◆ **SET PROBLEM**
Review the material and extract every line in which the word "from" occurs.
────────────────────────────────────────
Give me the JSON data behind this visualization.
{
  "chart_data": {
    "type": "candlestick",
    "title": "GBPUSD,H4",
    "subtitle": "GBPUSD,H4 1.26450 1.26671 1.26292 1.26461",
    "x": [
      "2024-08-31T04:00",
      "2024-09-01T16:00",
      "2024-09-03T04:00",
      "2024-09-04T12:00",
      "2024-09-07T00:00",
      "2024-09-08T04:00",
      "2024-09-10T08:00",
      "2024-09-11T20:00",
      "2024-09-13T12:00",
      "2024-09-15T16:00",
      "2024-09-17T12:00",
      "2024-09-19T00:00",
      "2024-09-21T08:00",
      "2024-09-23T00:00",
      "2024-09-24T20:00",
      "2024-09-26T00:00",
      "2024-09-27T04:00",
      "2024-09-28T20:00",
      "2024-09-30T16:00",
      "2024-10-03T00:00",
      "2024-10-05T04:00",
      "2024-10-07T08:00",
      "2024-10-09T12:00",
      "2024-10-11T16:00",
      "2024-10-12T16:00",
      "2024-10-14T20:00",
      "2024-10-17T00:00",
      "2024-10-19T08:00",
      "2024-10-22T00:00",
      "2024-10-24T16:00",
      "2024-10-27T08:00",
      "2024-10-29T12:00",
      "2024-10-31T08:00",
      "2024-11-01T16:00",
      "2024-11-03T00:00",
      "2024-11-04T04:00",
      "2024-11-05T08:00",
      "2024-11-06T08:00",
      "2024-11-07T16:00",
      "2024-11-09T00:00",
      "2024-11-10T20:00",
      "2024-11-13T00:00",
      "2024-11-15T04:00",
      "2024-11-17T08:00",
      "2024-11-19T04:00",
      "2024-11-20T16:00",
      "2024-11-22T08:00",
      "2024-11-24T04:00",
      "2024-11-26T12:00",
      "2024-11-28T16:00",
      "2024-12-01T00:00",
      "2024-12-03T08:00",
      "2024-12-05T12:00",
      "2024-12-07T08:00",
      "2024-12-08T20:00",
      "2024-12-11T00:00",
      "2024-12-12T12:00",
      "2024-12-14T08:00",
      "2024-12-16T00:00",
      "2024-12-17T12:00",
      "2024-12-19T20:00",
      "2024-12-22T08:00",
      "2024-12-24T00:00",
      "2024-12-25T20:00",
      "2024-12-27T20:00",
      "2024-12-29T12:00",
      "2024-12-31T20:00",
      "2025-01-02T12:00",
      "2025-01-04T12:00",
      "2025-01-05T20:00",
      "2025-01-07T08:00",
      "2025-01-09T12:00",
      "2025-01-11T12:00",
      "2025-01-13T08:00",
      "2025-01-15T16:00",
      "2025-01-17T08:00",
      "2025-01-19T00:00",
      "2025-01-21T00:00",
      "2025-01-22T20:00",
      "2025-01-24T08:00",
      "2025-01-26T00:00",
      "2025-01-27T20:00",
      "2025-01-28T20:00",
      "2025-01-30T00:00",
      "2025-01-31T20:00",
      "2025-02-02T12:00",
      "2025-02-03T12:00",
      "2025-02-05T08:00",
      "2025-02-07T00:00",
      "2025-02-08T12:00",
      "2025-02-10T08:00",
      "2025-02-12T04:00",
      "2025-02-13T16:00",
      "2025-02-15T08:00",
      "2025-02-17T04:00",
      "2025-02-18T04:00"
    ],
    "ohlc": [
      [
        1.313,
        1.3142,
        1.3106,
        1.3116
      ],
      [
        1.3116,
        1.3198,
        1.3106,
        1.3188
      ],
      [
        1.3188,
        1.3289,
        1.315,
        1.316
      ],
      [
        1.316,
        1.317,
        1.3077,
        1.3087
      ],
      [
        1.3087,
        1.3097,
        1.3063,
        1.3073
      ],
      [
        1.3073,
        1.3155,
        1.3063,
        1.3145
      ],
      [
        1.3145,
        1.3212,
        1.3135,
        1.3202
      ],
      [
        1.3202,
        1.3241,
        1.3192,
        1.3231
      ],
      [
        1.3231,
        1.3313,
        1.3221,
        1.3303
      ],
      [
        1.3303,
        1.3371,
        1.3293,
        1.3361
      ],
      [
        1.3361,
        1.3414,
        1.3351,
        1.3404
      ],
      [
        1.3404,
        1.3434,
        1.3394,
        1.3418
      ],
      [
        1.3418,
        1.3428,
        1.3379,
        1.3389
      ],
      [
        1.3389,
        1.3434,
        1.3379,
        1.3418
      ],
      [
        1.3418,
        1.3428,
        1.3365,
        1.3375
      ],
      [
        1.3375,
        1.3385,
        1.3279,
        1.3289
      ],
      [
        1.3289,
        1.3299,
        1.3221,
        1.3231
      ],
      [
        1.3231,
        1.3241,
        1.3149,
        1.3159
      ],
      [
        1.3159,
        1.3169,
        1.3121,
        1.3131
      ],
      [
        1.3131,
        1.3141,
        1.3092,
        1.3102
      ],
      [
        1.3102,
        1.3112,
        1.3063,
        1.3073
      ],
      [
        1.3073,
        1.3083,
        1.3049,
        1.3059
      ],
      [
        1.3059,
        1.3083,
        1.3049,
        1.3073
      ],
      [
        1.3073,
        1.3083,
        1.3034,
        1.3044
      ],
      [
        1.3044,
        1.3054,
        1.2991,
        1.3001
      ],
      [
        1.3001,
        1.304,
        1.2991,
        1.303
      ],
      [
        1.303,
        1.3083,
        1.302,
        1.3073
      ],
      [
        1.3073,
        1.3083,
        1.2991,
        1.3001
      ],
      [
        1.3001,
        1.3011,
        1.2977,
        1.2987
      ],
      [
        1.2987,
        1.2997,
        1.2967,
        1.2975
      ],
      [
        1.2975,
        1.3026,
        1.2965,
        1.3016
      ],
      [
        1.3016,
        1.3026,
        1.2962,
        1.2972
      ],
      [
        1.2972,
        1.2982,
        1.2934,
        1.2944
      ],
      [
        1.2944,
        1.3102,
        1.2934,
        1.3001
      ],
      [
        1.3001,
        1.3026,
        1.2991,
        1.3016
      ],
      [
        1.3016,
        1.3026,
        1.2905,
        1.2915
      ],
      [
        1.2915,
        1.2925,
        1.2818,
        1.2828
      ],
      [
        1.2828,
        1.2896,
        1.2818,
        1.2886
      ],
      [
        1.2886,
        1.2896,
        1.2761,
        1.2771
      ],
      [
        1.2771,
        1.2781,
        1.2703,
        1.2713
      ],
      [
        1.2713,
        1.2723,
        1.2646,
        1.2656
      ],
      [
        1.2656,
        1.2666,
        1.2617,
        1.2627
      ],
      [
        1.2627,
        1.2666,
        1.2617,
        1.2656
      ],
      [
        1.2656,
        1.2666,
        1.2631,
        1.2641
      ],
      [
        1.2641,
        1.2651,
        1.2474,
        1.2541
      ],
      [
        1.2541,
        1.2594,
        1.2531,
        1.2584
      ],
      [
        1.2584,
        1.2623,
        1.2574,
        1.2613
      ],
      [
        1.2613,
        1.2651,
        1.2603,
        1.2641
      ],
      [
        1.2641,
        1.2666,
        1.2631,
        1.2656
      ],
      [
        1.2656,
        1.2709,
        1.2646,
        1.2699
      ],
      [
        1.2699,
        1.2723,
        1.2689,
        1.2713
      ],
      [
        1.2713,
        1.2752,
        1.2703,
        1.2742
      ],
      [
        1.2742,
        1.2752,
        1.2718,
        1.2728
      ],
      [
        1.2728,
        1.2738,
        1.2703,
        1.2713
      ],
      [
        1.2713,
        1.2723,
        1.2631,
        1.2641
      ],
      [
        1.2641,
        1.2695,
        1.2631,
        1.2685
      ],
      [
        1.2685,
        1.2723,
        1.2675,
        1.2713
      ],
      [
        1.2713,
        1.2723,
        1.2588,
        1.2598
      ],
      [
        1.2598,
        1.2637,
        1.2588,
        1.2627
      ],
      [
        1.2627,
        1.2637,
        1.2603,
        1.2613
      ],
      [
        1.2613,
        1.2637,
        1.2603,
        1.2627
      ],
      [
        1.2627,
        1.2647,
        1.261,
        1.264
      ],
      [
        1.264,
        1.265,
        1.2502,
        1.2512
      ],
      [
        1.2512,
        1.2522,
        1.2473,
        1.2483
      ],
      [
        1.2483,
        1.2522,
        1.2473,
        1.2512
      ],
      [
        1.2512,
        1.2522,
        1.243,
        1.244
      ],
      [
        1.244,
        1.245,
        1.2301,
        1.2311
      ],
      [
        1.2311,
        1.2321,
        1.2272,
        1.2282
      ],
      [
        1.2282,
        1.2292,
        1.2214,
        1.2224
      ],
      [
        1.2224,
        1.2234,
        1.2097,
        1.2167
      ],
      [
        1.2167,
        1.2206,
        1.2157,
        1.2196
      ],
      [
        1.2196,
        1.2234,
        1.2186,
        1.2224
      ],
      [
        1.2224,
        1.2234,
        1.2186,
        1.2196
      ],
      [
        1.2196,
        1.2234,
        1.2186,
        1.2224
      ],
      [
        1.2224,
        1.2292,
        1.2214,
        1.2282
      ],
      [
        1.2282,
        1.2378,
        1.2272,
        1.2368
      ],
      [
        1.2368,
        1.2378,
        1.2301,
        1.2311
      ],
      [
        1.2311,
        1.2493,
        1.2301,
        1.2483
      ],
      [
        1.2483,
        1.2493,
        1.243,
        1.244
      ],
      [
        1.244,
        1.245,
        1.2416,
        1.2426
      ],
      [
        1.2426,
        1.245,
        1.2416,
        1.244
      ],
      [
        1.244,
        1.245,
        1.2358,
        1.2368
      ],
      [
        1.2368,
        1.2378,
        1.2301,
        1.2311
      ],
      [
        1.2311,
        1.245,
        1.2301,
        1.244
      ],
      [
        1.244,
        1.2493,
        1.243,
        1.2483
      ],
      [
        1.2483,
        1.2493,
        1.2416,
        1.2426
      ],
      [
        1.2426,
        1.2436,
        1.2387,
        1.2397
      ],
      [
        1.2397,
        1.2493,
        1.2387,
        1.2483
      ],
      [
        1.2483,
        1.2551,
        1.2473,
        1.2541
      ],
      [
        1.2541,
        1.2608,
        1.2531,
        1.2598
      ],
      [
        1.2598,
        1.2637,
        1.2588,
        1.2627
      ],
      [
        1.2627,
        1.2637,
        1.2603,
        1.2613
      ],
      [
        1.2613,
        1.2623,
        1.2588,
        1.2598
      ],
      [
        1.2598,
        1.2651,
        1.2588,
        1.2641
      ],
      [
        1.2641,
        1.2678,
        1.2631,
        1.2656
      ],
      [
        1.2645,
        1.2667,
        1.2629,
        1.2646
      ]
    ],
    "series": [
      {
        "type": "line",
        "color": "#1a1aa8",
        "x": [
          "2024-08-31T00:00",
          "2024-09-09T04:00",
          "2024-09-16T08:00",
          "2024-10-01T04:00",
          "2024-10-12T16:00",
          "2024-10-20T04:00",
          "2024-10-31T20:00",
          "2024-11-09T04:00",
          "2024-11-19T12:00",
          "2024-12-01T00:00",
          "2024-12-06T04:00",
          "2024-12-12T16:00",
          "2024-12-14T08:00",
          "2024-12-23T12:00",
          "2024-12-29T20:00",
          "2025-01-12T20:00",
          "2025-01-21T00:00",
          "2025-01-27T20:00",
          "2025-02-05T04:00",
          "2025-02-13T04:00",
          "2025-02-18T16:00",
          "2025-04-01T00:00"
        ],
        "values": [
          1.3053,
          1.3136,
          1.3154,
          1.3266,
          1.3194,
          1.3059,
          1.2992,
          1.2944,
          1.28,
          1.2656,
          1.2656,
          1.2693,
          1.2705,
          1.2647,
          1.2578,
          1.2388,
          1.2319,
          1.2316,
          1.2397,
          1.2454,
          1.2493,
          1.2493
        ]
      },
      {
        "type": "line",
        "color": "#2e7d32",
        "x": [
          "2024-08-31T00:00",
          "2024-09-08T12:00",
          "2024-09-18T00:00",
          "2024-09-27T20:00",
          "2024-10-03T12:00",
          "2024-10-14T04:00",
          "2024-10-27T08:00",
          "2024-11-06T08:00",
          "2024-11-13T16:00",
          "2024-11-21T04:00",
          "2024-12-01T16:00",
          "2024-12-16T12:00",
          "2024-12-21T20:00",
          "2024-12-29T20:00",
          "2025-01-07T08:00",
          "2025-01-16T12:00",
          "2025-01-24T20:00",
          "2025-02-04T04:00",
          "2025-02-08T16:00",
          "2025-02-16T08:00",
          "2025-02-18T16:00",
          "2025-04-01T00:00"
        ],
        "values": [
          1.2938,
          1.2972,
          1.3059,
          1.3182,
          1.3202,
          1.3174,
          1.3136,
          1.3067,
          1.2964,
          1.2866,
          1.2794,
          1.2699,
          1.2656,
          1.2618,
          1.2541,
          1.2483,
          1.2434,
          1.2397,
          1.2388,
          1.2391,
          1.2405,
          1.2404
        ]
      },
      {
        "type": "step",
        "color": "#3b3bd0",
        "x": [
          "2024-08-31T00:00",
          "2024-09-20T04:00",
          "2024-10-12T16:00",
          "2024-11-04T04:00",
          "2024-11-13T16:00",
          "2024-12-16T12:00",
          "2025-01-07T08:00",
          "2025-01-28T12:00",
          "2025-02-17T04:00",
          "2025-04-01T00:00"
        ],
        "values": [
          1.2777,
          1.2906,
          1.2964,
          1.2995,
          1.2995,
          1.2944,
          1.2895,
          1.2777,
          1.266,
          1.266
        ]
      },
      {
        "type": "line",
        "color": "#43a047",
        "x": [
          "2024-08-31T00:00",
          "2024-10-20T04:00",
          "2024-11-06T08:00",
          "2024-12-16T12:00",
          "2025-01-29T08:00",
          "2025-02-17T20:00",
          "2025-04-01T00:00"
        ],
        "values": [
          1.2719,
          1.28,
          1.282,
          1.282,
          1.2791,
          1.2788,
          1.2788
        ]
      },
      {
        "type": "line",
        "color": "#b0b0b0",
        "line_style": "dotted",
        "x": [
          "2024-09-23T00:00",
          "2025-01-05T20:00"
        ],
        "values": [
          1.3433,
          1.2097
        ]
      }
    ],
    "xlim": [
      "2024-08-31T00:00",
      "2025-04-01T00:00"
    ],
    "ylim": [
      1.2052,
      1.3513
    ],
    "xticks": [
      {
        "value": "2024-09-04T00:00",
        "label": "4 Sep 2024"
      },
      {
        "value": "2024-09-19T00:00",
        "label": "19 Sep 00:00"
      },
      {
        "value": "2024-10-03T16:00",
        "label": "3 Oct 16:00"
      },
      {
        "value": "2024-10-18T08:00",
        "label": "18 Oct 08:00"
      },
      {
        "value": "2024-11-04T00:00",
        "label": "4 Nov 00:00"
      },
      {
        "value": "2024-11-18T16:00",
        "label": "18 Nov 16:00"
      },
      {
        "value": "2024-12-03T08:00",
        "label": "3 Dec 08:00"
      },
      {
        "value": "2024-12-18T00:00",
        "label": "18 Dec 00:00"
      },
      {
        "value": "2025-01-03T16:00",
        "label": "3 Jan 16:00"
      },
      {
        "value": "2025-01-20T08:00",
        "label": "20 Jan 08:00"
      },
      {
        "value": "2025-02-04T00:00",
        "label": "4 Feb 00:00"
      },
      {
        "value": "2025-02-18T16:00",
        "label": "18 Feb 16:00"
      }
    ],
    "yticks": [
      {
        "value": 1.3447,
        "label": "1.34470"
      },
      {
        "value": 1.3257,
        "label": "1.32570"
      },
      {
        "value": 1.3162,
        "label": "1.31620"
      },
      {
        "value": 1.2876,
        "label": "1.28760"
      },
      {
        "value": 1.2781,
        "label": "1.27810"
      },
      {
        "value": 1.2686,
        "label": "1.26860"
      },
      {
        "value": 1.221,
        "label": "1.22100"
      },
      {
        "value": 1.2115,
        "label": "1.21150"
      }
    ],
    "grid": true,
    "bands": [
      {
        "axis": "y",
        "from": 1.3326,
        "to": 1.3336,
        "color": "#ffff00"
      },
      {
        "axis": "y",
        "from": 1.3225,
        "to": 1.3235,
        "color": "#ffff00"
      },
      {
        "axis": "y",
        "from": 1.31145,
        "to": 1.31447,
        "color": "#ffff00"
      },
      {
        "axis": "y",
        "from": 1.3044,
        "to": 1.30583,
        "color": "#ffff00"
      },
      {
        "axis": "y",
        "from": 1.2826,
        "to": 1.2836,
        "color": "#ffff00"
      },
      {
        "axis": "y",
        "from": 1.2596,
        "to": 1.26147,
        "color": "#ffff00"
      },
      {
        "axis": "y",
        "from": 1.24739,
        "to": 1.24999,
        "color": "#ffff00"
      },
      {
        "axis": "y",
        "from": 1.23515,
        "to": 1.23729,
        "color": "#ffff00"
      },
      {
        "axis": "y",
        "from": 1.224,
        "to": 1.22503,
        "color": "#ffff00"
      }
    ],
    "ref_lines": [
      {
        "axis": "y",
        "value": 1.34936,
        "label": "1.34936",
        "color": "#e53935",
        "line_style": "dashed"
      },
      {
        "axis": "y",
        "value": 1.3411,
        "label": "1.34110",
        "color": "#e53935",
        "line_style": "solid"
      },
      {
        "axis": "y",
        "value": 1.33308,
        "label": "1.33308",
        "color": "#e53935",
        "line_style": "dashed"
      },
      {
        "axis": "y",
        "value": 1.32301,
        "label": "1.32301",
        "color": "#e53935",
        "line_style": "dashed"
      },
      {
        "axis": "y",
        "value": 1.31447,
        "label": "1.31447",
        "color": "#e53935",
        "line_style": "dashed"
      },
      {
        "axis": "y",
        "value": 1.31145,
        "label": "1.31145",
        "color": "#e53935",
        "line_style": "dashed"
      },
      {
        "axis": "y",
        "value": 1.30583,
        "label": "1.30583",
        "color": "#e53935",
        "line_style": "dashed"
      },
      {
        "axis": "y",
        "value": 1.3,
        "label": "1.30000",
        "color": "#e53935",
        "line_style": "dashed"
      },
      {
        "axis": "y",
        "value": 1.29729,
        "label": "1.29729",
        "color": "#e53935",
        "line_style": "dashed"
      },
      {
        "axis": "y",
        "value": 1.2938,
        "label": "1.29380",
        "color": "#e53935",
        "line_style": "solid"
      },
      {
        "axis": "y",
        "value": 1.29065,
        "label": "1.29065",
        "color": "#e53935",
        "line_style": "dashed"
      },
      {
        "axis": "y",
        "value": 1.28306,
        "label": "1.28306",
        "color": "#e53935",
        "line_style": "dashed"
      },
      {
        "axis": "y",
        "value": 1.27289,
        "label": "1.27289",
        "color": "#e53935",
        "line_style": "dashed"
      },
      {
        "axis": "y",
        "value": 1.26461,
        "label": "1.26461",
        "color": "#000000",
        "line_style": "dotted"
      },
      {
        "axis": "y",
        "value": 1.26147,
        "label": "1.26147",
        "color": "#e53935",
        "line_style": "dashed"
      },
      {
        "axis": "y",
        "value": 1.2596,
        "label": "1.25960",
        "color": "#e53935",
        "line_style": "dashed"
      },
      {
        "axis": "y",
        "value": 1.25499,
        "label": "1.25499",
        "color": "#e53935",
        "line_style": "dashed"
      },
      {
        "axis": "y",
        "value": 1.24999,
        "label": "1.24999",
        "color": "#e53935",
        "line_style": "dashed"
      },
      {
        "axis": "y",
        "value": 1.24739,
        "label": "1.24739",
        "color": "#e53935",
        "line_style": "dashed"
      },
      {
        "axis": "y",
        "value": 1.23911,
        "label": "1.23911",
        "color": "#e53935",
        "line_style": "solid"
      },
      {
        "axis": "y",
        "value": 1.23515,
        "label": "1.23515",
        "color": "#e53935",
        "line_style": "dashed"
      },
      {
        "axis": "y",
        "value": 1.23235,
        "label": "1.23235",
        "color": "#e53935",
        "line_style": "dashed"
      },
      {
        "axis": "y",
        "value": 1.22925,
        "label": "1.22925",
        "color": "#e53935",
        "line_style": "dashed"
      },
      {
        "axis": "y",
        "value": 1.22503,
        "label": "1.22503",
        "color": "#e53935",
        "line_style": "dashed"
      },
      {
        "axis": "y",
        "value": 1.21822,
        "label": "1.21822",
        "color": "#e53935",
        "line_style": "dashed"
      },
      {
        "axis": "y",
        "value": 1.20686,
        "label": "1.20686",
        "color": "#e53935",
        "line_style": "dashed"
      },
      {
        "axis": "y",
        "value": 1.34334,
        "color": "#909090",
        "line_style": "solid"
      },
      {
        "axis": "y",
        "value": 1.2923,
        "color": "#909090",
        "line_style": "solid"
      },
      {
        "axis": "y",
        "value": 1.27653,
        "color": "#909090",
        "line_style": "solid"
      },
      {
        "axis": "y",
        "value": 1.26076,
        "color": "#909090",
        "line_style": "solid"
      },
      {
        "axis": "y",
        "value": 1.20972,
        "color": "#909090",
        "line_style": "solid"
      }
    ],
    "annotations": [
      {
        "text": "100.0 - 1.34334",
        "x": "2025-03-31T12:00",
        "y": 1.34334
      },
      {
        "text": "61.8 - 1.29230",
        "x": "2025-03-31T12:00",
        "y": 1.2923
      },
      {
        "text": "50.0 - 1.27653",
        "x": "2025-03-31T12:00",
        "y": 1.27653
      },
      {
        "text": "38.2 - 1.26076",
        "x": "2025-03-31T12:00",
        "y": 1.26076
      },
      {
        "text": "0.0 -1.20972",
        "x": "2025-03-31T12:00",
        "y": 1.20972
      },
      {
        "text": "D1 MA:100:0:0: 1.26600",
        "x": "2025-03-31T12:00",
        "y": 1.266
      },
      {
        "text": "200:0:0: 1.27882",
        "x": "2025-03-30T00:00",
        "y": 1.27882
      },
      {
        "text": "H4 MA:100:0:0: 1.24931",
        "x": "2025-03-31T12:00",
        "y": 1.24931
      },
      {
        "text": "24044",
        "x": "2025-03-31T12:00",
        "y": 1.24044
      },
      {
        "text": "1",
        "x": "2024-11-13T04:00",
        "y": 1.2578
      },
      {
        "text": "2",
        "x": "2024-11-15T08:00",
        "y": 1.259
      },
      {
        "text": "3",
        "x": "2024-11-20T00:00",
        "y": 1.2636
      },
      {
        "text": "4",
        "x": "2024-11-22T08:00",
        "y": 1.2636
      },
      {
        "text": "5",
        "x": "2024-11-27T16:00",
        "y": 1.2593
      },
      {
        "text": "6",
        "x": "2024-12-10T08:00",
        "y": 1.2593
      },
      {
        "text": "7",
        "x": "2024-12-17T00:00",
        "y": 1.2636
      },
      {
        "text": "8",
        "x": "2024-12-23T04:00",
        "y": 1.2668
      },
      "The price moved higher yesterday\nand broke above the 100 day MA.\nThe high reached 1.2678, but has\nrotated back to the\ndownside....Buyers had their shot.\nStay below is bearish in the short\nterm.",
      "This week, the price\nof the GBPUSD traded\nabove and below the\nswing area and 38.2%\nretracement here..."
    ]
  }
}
────────────────────────────────────────
◆ **FULL SOLUTION**
        "from": 1.3326,
        "from": 1.3225,
        "from": 1.31145,
        "from": 1.3044,
        "from": 1.2826,
        "from": 1.2596,
        "from": 1.24739,
        "from": 1.23515,
        "from": 1.224,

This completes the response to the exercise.